▶ [DIRECTION]:
Look for "atas" in the listing below. Gather each line that contains it.

(Stored entries)
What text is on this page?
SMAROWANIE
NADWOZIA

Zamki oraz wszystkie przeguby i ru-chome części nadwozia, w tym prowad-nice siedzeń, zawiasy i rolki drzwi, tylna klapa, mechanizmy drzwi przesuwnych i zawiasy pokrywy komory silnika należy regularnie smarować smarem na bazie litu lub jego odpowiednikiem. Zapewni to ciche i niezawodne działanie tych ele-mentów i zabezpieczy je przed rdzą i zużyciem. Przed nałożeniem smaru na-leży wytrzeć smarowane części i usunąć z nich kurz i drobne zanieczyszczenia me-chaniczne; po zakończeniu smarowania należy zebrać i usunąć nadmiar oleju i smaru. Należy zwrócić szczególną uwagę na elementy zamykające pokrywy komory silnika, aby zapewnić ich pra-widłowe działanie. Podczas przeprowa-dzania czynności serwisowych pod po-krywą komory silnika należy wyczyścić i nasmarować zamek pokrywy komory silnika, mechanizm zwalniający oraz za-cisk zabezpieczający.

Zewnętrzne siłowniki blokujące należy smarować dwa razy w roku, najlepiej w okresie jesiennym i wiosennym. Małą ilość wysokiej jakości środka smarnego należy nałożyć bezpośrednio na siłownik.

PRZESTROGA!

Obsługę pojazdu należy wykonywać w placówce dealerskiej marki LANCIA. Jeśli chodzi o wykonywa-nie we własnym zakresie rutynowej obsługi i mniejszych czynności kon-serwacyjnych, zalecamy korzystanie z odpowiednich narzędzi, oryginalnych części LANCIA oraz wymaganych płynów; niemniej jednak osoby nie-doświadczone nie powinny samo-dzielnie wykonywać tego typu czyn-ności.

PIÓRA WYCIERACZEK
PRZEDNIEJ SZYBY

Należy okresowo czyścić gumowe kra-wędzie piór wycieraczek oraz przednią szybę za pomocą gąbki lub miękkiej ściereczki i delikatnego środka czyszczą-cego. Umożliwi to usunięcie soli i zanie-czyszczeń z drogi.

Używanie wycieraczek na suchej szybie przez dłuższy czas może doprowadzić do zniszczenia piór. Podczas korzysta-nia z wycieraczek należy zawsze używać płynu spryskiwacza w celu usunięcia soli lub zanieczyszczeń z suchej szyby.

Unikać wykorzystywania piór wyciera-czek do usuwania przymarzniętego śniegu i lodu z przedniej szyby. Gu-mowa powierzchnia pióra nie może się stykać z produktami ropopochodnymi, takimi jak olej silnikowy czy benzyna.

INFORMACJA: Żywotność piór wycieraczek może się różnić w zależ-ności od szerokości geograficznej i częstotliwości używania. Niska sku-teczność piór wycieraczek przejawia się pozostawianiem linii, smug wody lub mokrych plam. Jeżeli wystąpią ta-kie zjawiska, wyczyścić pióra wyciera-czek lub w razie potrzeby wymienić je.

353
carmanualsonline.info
...
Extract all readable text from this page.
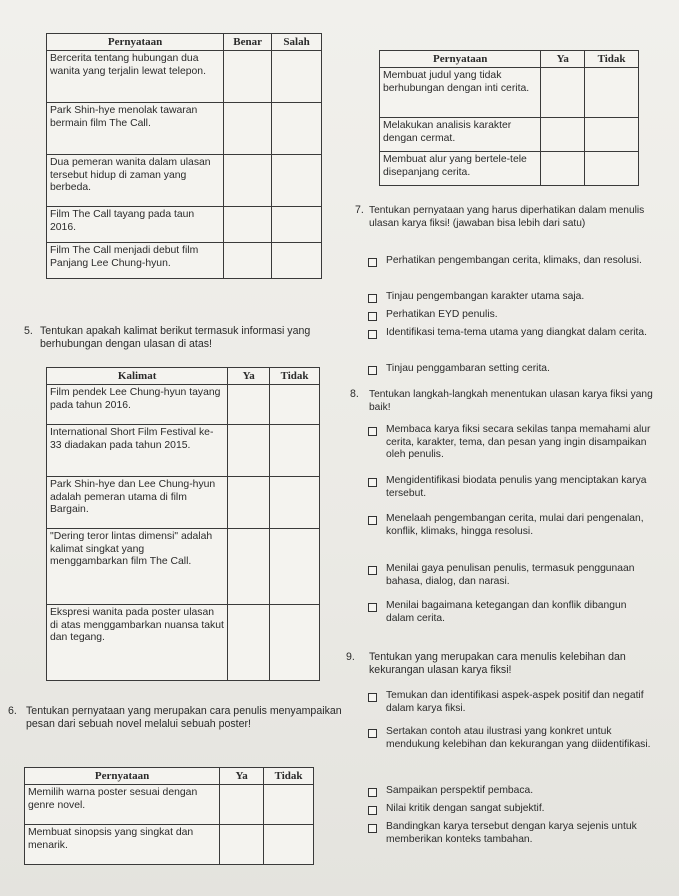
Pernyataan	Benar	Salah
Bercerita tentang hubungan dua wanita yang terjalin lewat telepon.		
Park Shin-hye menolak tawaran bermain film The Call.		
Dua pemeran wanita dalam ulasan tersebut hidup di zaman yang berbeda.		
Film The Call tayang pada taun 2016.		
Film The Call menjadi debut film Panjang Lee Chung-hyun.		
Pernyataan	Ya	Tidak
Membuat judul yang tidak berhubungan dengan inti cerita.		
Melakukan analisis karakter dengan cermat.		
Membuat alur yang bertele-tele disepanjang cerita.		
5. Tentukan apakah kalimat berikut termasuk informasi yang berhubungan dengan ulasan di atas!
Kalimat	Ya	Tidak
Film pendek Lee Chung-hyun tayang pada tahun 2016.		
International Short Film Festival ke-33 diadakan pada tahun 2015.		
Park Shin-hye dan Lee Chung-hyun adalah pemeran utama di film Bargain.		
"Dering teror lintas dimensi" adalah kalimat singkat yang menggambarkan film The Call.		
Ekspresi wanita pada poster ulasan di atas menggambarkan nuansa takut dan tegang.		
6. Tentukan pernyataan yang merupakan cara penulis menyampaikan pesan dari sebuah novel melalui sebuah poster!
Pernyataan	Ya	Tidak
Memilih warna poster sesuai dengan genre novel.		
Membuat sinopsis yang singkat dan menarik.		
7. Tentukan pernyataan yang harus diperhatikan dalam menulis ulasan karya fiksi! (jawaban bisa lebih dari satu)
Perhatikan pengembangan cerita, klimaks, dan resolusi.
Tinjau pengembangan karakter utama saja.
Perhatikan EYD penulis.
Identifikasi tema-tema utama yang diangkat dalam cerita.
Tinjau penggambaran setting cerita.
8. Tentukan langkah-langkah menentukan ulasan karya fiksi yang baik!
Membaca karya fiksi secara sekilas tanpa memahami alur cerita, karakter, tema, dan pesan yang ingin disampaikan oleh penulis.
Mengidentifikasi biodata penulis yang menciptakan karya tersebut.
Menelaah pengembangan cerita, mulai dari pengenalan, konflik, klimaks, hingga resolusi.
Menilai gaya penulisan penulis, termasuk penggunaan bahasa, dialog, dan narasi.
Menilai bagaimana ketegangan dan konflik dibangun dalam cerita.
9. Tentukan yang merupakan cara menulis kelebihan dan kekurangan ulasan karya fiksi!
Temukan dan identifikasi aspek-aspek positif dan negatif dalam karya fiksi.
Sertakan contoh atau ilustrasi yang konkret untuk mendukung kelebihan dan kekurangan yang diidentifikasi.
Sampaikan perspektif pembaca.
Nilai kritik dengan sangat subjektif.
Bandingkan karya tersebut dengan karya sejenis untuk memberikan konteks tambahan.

▶ [EXERCISE RESULT]:
5. Tentukan apakah kalimat berikut termasuk informasi yang berhubungan dengan ulasan di atas!
Ekspresi wanita pada poster ulasan di atas menggambarkan nuansa takut dan tegang.		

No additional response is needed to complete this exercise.